Data entries for graphics
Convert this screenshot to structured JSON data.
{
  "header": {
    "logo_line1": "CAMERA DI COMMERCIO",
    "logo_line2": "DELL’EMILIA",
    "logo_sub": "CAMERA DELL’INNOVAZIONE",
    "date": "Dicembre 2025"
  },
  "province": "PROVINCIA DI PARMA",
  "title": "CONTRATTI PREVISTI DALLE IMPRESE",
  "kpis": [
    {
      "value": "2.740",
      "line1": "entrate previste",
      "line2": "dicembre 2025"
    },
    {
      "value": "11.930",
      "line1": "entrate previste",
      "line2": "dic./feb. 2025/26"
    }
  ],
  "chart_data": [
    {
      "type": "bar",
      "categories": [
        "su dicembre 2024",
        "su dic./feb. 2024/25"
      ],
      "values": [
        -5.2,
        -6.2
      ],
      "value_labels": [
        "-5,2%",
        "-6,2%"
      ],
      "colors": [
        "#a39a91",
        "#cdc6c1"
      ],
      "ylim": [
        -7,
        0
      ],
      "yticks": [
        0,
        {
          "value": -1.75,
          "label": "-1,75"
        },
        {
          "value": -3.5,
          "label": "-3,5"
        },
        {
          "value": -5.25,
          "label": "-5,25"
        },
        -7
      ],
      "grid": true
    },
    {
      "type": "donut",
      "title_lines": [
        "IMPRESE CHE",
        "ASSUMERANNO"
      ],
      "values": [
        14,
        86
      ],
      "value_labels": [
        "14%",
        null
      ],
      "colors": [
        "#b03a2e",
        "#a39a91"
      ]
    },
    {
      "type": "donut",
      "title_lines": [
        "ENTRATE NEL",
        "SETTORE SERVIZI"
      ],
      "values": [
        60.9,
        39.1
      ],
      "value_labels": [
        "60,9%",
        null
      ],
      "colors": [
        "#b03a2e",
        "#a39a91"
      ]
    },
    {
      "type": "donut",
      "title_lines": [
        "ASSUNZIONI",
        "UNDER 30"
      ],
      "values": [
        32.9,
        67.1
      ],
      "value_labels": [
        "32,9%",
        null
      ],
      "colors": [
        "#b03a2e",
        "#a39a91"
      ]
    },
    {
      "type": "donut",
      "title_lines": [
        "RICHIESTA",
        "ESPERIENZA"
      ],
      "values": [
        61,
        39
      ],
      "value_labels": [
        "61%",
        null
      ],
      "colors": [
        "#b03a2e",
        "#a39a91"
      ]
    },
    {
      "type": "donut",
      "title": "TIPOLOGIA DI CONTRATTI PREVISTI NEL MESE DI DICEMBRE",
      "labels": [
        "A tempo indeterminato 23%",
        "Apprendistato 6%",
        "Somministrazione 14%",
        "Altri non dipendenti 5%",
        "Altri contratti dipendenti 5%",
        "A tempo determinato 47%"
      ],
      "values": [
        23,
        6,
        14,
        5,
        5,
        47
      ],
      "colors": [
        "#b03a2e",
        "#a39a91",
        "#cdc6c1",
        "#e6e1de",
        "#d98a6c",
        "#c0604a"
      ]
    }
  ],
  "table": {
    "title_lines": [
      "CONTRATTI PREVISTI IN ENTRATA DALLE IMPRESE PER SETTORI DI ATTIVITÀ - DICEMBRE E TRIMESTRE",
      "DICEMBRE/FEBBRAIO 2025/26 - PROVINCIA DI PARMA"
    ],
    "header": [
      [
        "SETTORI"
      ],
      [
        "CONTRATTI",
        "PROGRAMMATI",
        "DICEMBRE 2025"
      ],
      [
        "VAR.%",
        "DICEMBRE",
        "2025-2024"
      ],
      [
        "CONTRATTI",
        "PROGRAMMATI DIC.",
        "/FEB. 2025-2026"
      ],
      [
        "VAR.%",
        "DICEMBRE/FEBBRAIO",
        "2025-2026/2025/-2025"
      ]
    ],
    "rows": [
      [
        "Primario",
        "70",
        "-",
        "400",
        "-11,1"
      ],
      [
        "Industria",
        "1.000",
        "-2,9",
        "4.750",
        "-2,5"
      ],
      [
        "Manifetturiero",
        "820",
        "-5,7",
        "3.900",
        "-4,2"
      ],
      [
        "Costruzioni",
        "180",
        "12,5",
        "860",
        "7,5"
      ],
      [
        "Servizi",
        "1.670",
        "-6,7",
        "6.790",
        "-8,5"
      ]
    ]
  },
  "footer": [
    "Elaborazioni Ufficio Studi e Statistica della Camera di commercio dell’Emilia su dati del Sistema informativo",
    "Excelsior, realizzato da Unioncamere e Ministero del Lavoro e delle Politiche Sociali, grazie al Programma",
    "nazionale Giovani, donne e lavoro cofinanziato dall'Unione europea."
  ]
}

• _TASK TO CARRY OUT_
Go through the listing above and restate it word for word.

• _THE REPLY_
Convert this screenshot to structured JSON data.
{
  "header": {
    "logo_line1": "CAMERA DI COMMERCIO",
    "logo_line2": "DELL’EMILIA",
    "logo_sub": "CAMERA DELL’INNOVAZIONE",
    "date": "Dicembre 2025"
  },
  "province": "PROVINCIA DI PARMA",
  "title": "CONTRATTI PREVISTI DALLE IMPRESE",
  "kpis": [
    {
      "value": "2.740",
      "line1": "entrate previste",
      "line2": "dicembre 2025"
    },
    {
      "value": "11.930",
      "line1": "entrate previste",
      "line2": "dic./feb. 2025/26"
    }
  ],
  "chart_data": [
    {
      "type": "bar",
      "categories": [
        "su dicembre 2024",
        "su dic./feb. 2024/25"
      ],
      "values": [
        -5.2,
        -6.2
      ],
      "value_labels": [
        "-5,2%",
        "-6,2%"
      ],
      "colors": [
        "#a39a91",
        "#cdc6c1"
      ],
      "ylim": [
        -7,
        0
      ],
      "yticks": [
        0,
        {
          "value": -1.75,
          "label": "-1,75"
        },
        {
          "value": -3.5,
          "label": "-3,5"
        },
        {
          "value": -5.25,
          "label": "-5,25"
        },
        -7
      ],
      "grid": true
    },
    {
      "type": "donut",
      "title_lines": [
        "IMPRESE CHE",
        "ASSUMERANNO"
      ],
      "values": [
        14,
        86
      ],
      "value_labels": [
        "14%",
        null
      ],
      "colors": [
        "#b03a2e",
        "#a39a91"
      ]
    },
    {
      "type": "donut",
      "title_lines": [
        "ENTRATE NEL",
        "SETTORE SERVIZI"
      ],
      "values": [
        60.9,
        39.1
      ],
      "value_labels": [
        "60,9%",
        null
      ],
      "colors": [
        "#b03a2e",
        "#a39a91"
      ]
    },
    {
      "type": "donut",
      "title_lines": [
        "ASSUNZIONI",
        "UNDER 30"
      ],
      "values": [
        32.9,
        67.1
      ],
      "value_labels": [
        "32,9%",
        null
      ],
      "colors": [
        "#b03a2e",
        "#a39a91"
      ]
    },
    {
      "type": "donut",
      "title_lines": [
        "RICHIESTA",
        "ESPERIENZA"
      ],
      "values": [
        61,
        39
      ],
      "value_labels": [
        "61%",
        null
      ],
      "colors": [
        "#b03a2e",
        "#a39a91"
      ]
    },
    {
      "type": "donut",
      "title": "TIPOLOGIA DI CONTRATTI PREVISTI NEL MESE DI DICEMBRE",
      "labels": [
        "A tempo indeterminato 23%",
        "Apprendistato 6%",
        "Somministrazione 14%",
        "Altri non dipendenti 5%",
        "Altri contratti dipendenti 5%",
        "A tempo determinato 47%"
      ],
      "values": [
        23,
        6,
        14,
        5,
        5,
        47
      ],
      "colors": [
        "#b03a2e",
        "#a39a91",
        "#cdc6c1",
        "#e6e1de",
        "#d98a6c",
        "#c0604a"
      ]
    }
  ],
  "table": {
    "title_lines": [
      "CONTRATTI PREVISTI IN ENTRATA DALLE IMPRESE PER SETTORI DI ATTIVITÀ - DICEMBRE E TRIMESTRE",
      "DICEMBRE/FEBBRAIO 2025/26 - PROVINCIA DI PARMA"
    ],
    "header": [
      [
        "SETTORI"
      ],
      [
        "CONTRATTI",
        "PROGRAMMATI",
        "DICEMBRE 2025"
      ],
      [
        "VAR.%",
        "DICEMBRE",
        "2025-2024"
      ],
      [
        "CONTRATTI",
        "PROGRAMMATI DIC.",
        "/FEB. 2025-2026"
      ],
      [
        "VAR.%",
        "DICEMBRE/FEBBRAIO",
        "2025-2026/2025/-2025"
      ]
    ],
    "rows": [
      [
        "Primario",
        "70",
        "-",
        "400",
        "-11,1"
      ],
      [
        "Industria",
        "1.000",
        "-2,9",
        "4.750",
        "-2,5"
      ],
      [
        "Manifetturiero",
        "820",
        "-5,7",
        "3.900",
        "-4,2"
      ],
      [
        "Costruzioni",
        "180",
        "12,5",
        "860",
        "7,5"
      ],
      [
        "Servizi",
        "1.670",
        "-6,7",
        "6.790",
        "-8,5"
      ]
    ]
  },
  "footer": [
    "Elaborazioni Ufficio Studi e Statistica della Camera di commercio dell’Emilia su dati del Sistema informativo",
    "Excelsior, realizzato da Unioncamere e Ministero del Lavoro e delle Politiche Sociali, grazie al Programma",
    "nazionale Giovani, donne e lavoro cofinanziato dall'Unione europea."
  ]
}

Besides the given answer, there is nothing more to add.